_Task directions_
Provide an exact transcription of all the records.

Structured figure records
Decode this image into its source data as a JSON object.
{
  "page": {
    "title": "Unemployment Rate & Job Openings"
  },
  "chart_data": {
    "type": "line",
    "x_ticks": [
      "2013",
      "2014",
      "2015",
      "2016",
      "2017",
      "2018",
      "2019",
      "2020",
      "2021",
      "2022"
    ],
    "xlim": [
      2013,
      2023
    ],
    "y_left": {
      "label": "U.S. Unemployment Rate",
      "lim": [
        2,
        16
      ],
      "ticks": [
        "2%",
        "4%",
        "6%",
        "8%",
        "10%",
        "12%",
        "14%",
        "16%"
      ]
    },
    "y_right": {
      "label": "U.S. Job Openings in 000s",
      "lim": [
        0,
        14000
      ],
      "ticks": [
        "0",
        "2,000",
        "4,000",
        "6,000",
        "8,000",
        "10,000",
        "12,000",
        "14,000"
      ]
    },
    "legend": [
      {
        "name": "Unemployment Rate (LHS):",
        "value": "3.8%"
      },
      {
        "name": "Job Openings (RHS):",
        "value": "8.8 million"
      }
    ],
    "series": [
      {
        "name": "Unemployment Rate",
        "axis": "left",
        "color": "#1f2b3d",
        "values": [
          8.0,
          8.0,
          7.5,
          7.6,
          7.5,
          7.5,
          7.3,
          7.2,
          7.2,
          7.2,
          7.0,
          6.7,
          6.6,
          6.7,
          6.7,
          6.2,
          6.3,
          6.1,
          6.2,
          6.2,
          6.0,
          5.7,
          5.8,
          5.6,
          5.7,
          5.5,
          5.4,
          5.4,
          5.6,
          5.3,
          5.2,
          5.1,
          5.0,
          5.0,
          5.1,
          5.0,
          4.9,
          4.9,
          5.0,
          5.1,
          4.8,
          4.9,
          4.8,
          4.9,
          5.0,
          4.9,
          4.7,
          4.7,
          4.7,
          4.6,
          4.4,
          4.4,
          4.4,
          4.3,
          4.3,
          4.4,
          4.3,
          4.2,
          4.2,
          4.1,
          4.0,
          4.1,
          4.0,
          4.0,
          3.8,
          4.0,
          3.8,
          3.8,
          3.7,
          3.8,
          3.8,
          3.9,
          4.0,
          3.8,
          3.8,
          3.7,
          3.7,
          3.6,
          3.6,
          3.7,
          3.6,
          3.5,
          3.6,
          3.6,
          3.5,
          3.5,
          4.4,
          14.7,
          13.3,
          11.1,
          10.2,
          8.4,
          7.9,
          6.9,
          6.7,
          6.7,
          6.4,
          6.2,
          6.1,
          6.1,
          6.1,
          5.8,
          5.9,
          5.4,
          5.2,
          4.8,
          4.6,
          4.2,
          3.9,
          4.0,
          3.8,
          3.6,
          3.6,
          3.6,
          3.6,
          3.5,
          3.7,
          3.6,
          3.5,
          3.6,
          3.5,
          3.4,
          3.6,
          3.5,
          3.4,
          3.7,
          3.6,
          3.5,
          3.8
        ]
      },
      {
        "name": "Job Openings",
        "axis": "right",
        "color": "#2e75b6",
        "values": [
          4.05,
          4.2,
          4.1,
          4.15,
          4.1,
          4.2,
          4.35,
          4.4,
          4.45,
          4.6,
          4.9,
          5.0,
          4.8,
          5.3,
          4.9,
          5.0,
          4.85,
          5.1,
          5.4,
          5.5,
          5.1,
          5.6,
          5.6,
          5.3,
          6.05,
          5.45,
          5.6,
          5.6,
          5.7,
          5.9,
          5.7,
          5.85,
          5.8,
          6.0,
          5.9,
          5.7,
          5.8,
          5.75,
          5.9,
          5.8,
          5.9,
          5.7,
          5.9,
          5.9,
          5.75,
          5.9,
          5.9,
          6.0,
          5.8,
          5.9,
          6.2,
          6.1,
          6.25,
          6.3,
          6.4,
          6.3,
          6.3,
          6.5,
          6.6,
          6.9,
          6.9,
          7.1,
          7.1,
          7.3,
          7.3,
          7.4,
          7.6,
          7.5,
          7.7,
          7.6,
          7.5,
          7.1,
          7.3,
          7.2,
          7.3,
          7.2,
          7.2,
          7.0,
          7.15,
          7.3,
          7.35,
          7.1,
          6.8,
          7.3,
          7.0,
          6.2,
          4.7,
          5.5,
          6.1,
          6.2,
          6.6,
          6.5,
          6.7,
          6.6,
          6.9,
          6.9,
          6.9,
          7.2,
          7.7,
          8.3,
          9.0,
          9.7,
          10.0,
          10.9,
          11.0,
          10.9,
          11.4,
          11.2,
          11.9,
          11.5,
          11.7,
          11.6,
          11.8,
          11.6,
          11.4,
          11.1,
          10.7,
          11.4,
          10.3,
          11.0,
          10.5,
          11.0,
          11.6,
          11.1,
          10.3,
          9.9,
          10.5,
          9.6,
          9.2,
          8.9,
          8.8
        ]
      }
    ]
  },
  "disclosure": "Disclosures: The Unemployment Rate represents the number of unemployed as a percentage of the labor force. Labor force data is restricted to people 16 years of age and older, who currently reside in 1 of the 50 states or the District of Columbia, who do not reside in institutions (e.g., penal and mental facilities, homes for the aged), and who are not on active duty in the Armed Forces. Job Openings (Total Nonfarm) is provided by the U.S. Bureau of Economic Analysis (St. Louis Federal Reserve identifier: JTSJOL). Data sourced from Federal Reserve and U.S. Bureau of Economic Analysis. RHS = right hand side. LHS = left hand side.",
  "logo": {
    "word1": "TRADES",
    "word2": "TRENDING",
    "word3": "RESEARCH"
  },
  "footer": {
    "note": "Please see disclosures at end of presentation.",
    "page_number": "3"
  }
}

_Result_
Decode this image into its source data as a JSON object.
{
  "page": {
    "title": "Unemployment Rate & Job Openings"
  },
  "chart_data": {
    "type": "line",
    "x_ticks": [
      "2013",
      "2014",
      "2015",
      "2016",
      "2017",
      "2018",
      "2019",
      "2020",
      "2021",
      "2022"
    ],
    "xlim": [
      2013,
      2023
    ],
    "y_left": {
      "label": "U.S. Unemployment Rate",
      "lim": [
        2,
        16
      ],
      "ticks": [
        "2%",
        "4%",
        "6%",
        "8%",
        "10%",
        "12%",
        "14%",
        "16%"
      ]
    },
    "y_right": {
      "label": "U.S. Job Openings in 000s",
      "lim": [
        0,
        14000
      ],
      "ticks": [
        "0",
        "2,000",
        "4,000",
        "6,000",
        "8,000",
        "10,000",
        "12,000",
        "14,000"
      ]
    },
    "legend": [
      {
        "name": "Unemployment Rate (LHS):",
        "value": "3.8%"
      },
      {
        "name": "Job Openings (RHS):",
        "value": "8.8 million"
      }
    ],
    "series": [
      {
        "name": "Unemployment Rate",
        "axis": "left",
        "color": "#1f2b3d",
        "values": [
          8.0,
          8.0,
          7.5,
          7.6,
          7.5,
          7.5,
          7.3,
          7.2,
          7.2,
          7.2,
          7.0,
          6.7,
          6.6,
          6.7,
          6.7,
          6.2,
          6.3,
          6.1,
          6.2,
          6.2,
          6.0,
          5.7,
          5.8,
          5.6,
          5.7,
          5.5,
          5.4,
          5.4,
          5.6,
          5.3,
          5.2,
          5.1,
          5.0,
          5.0,
          5.1,
          5.0,
          4.9,
          4.9,
          5.0,
          5.1,
          4.8,
          4.9,
          4.8,
          4.9,
          5.0,
          4.9,
          4.7,
          4.7,
          4.7,
          4.6,
          4.4,
          4.4,
          4.4,
          4.3,
          4.3,
          4.4,
          4.3,
          4.2,
          4.2,
          4.1,
          4.0,
          4.1,
          4.0,
          4.0,
          3.8,
          4.0,
          3.8,
          3.8,
          3.7,
          3.8,
          3.8,
          3.9,
          4.0,
          3.8,
          3.8,
          3.7,
          3.7,
          3.6,
          3.6,
          3.7,
          3.6,
          3.5,
          3.6,
          3.6,
          3.5,
          3.5,
          4.4,
          14.7,
          13.3,
          11.1,
          10.2,
          8.4,
          7.9,
          6.9,
          6.7,
          6.7,
          6.4,
          6.2,
          6.1,
          6.1,
          6.1,
          5.8,
          5.9,
          5.4,
          5.2,
          4.8,
          4.6,
          4.2,
          3.9,
          4.0,
          3.8,
          3.6,
          3.6,
          3.6,
          3.6,
          3.5,
          3.7,
          3.6,
          3.5,
          3.6,
          3.5,
          3.4,
          3.6,
          3.5,
          3.4,
          3.7,
          3.6,
          3.5,
          3.8
        ]
      },
      {
        "name": "Job Openings",
        "axis": "right",
        "color": "#2e75b6",
        "values": [
          4.05,
          4.2,
          4.1,
          4.15,
          4.1,
          4.2,
          4.35,
          4.4,
          4.45,
          4.6,
          4.9,
          5.0,
          4.8,
          5.3,
          4.9,
          5.0,
          4.85,
          5.1,
          5.4,
          5.5,
          5.1,
          5.6,
          5.6,
          5.3,
          6.05,
          5.45,
          5.6,
          5.6,
          5.7,
          5.9,
          5.7,
          5.85,
          5.8,
          6.0,
          5.9,
          5.7,
          5.8,
          5.75,
          5.9,
          5.8,
          5.9,
          5.7,
          5.9,
          5.9,
          5.75,
          5.9,
          5.9,
          6.0,
          5.8,
          5.9,
          6.2,
          6.1,
          6.25,
          6.3,
          6.4,
          6.3,
          6.3,
          6.5,
          6.6,
          6.9,
          6.9,
          7.1,
          7.1,
          7.3,
          7.3,
          7.4,
          7.6,
          7.5,
          7.7,
          7.6,
          7.5,
          7.1,
          7.3,
          7.2,
          7.3,
          7.2,
          7.2,
          7.0,
          7.15,
          7.3,
          7.35,
          7.1,
          6.8,
          7.3,
          7.0,
          6.2,
          4.7,
          5.5,
          6.1,
          6.2,
          6.6,
          6.5,
          6.7,
          6.6,
          6.9,
          6.9,
          6.9,
          7.2,
          7.7,
          8.3,
          9.0,
          9.7,
          10.0,
          10.9,
          11.0,
          10.9,
          11.4,
          11.2,
          11.9,
          11.5,
          11.7,
          11.6,
          11.8,
          11.6,
          11.4,
          11.1,
          10.7,
          11.4,
          10.3,
          11.0,
          10.5,
          11.0,
          11.6,
          11.1,
          10.3,
          9.9,
          10.5,
          9.6,
          9.2,
          8.9,
          8.8
        ]
      }
    ]
  },
  "disclosure": "Disclosures: The Unemployment Rate represents the number of unemployed as a percentage of the labor force. Labor force data is restricted to people 16 years of age and older, who currently reside in 1 of the 50 states or the District of Columbia, who do not reside in institutions (e.g., penal and mental facilities, homes for the aged), and who are not on active duty in the Armed Forces. Job Openings (Total Nonfarm) is provided by the U.S. Bureau of Economic Analysis (St. Louis Federal Reserve identifier: JTSJOL). Data sourced from Federal Reserve and U.S. Bureau of Economic Analysis. RHS = right hand side. LHS = left hand side.",
  "logo": {
    "word1": "TRADES",
    "word2": "TRENDING",
    "word3": "RESEARCH"
  },
  "footer": {
    "note": "Please see disclosures at end of presentation.",
    "page_number": "3"
  }
}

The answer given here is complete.